Copy out the records in full, word for word, without pictures.

:: Material

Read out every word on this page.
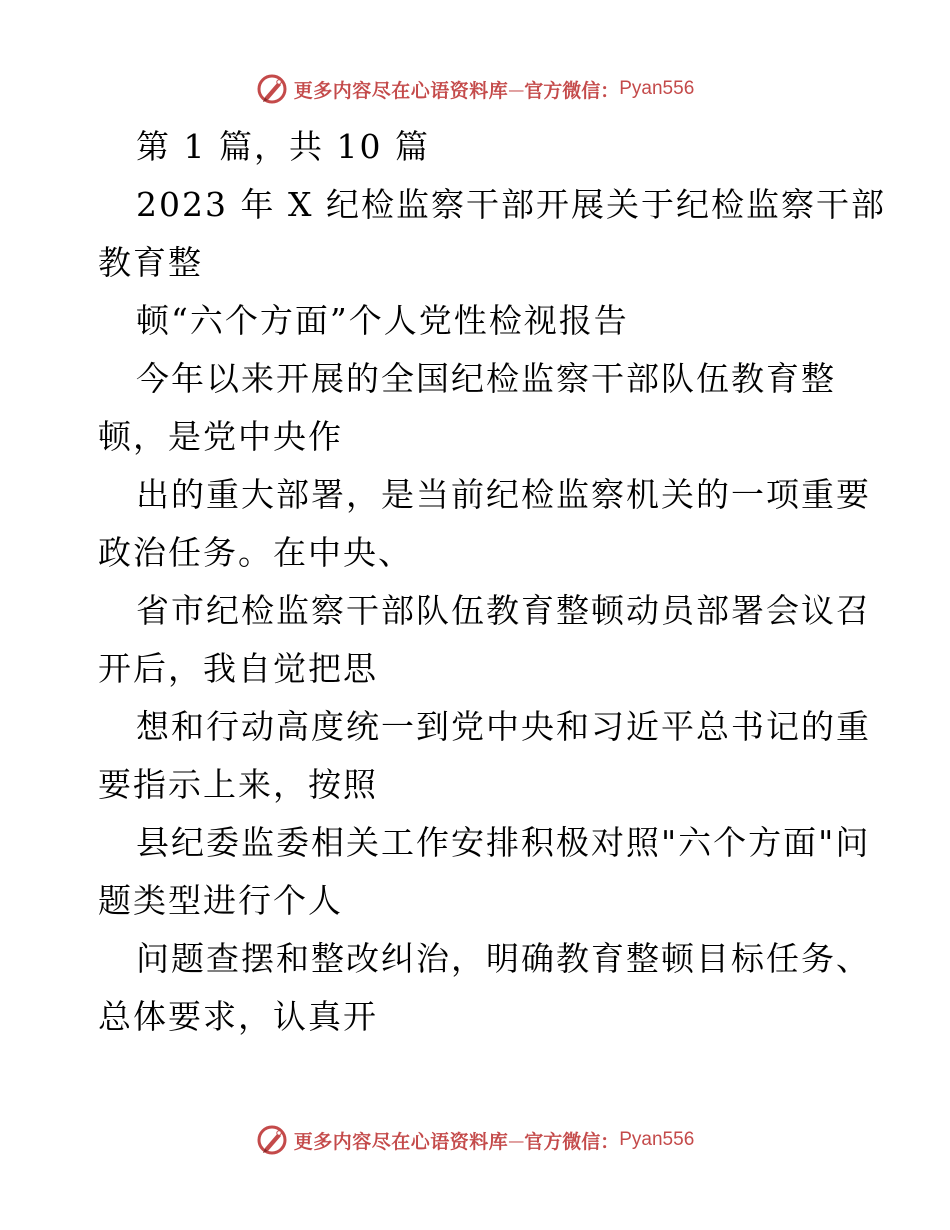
更多内容尽在心语资料库 — 官方微信： Pyan556
第 1 篇，共 10 篇
2023 年 X 纪检监察干部开展关于纪检监察干部
教育整
顿“六个方面”个人党性检视报告
今年以来开展的全国纪检监察干部队伍教育整
顿，是党中央作
出的重大部署，是当前纪检监察机关的一项重要
政治任务。在中央、
省市纪检监察干部队伍教育整顿动员部署会议召
开后，我自觉把思
想和行动高度统一到党中央和习近平总书记的重
要指示上来，按照
县纪委监委相关工作安排积极对照"六个方面"问
题类型进行个人
问题查摆和整改纠治，明确教育整顿目标任务、
总体要求，认真开
更多内容尽在心语资料库 — 官方微信： Pyan556
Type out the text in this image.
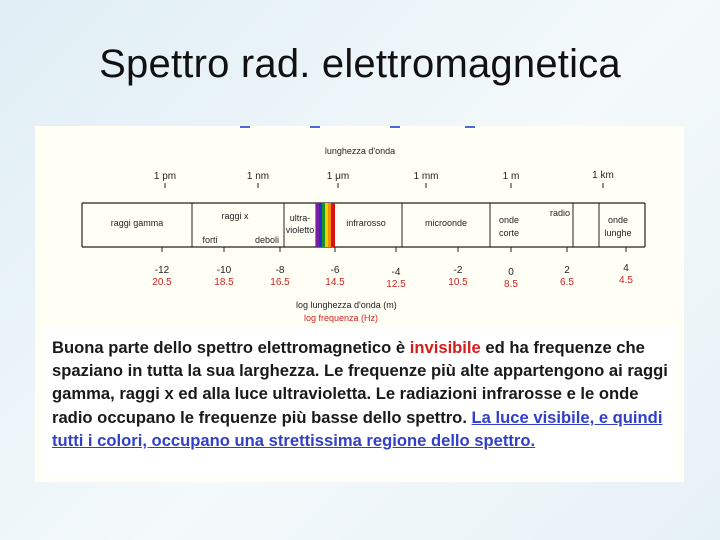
Spettro rad. elettromagnetica
lunghezza d'onda
1 pm	1 nm	1 μm	1 mm	1 m	1 km
raggi gamma
raggi x
forti	deboli
ultra-
violetto
infrarosso	microonde	onde
corte
radio
onde
lunghe
-12	-10	-8	-6	-4	-2	0	2	4
20.5	18.5	16.5	14.5	12.5	10.5	8.5	6.5	4.5
log lunghezza d'onda (m)
log frequenza (Hz)
Buona parte dello spettro elettromagnetico è invisibile ed ha frequenze che spaziano in tutta la sua larghezza. Le frequenze più alte appartengono ai raggi gamma, raggi x ed alla luce ultravioletta. Le radiazioni infrarosse e le onde radio occupano le frequenze più basse dello spettro. La luce visibile, e quindi tutti i colori, occupano una strettissima regione dello spettro.
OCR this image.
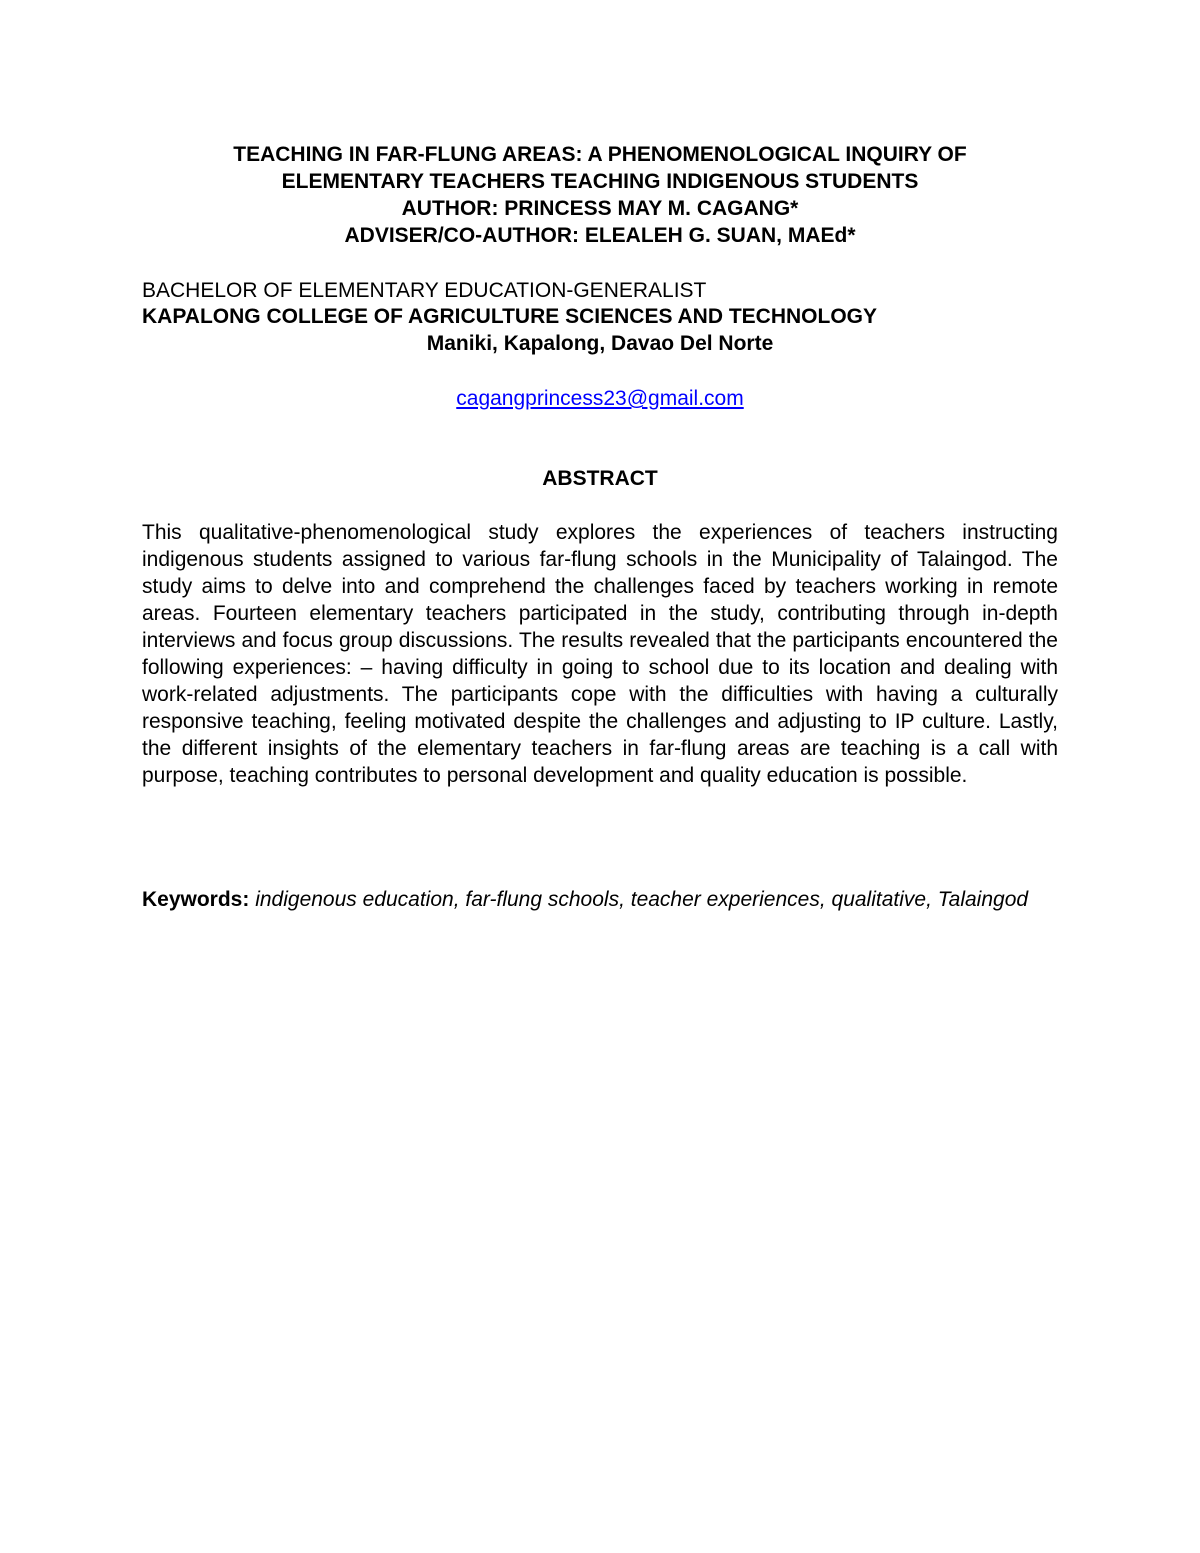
TEACHING IN FAR-FLUNG AREAS: A PHENOMENOLOGICAL INQUIRY OF
ELEMENTARY TEACHERS TEACHING INDIGENOUS STUDENTS
AUTHOR: PRINCESS MAY M. CAGANG*
ADVISER/CO-AUTHOR: ELEALEH G. SUAN, MAEd*
BACHELOR OF ELEMENTARY EDUCATION-GENERALIST
KAPALONG COLLEGE OF AGRICULTURE SCIENCES AND TECHNOLOGY
Maniki, Kapalong, Davao Del Norte
cagangprincess23@gmail.com
ABSTRACT
This qualitative-phenomenological study explores the experiences of teachers instructing indigenous students assigned to various far-flung schools in the Municipality of Talaingod. The study aims to delve into and comprehend the challenges faced by teachers working in remote areas. Fourteen elementary teachers participated in the study, contributing through in-depth interviews and focus group discussions. The results revealed that the participants encountered the following experiences: – having difficulty in going to school due to its location and dealing with work-related adjustments. The participants cope with the difficulties with having a culturally responsive teaching, feeling motivated despite the challenges and adjusting to IP culture. Lastly, the different insights of the elementary teachers in far-flung areas are teaching is a call with purpose, teaching contributes to personal development and quality education is possible.
Keywords: indigenous education, far-flung schools, teacher experiences, qualitative, Talaingod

::::

• _Reply to the task_
Read out every word on this page.
更多内容尽在心语资料库 — 官方微信： Pyan556
第 1 篇，共 10 篇
2023 年 X 纪检监察干部开展关于纪检监察干部
教育整
顿“六个方面”个人党性检视报告
今年以来开展的全国纪检监察干部队伍教育整
顿，是党中央作
出的重大部署，是当前纪检监察机关的一项重要
政治任务。在中央、
省市纪检监察干部队伍教育整顿动员部署会议召
开后，我自觉把思
想和行动高度统一到党中央和习近平总书记的重
要指示上来，按照
县纪委监委相关工作安排积极对照"六个方面"问
题类型进行个人
问题查摆和整改纠治，明确教育整顿目标任务、
总体要求，认真开
更多内容尽在心语资料库 — 官方微信： Pyan556
Type out the text in this image.
Spettro rad. elettromagnetica
lunghezza d'onda
1 pm	1 nm	1 μm	1 mm	1 m	1 km
raggi gamma
raggi x
forti	deboli
ultra-
violetto
infrarosso	microonde	onde
corte
radio
onde
lunghe
-12	-10	-8	-6	-4	-2	0	2	4
20.5	18.5	16.5	14.5	12.5	10.5	8.5	6.5	4.5
log lunghezza d'onda (m)
log frequenza (Hz)
Buona parte dello spettro elettromagnetico è invisibile ed ha frequenze che spaziano in tutta la sua larghezza. Le frequenze più alte appartengono ai raggi gamma, raggi x ed alla luce ultravioletta. Le radiazioni infrarosse e le onde radio occupano le frequenze più basse dello spettro. La luce visibile, e quindi tutti i colori, occupano una strettissima regione dello spettro.
OCR this image.
TEACHING IN FAR-FLUNG AREAS: A PHENOMENOLOGICAL INQUIRY OF
ELEMENTARY TEACHERS TEACHING INDIGENOUS STUDENTS
AUTHOR: PRINCESS MAY M. CAGANG*
ADVISER/CO-AUTHOR: ELEALEH G. SUAN, MAEd*
BACHELOR OF ELEMENTARY EDUCATION-GENERALIST
KAPALONG COLLEGE OF AGRICULTURE SCIENCES AND TECHNOLOGY
Maniki, Kapalong, Davao Del Norte
cagangprincess23@gmail.com
ABSTRACT
This qualitative-phenomenological study explores the experiences of teachers instructing indigenous students assigned to various far-flung schools in the Municipality of Talaingod. The study aims to delve into and comprehend the challenges faced by teachers working in remote areas. Fourteen elementary teachers participated in the study, contributing through in-depth interviews and focus group discussions. The results revealed that the participants encountered the following experiences: – having difficulty in going to school due to its location and dealing with work-related adjustments. The participants cope with the difficulties with having a culturally responsive teaching, feeling motivated despite the challenges and adjusting to IP culture. Lastly, the different insights of the elementary teachers in far-flung areas are teaching is a call with purpose, teaching contributes to personal development and quality education is possible.
Keywords: indigenous education, far-flung schools, teacher experiences, qualitative, Talaingod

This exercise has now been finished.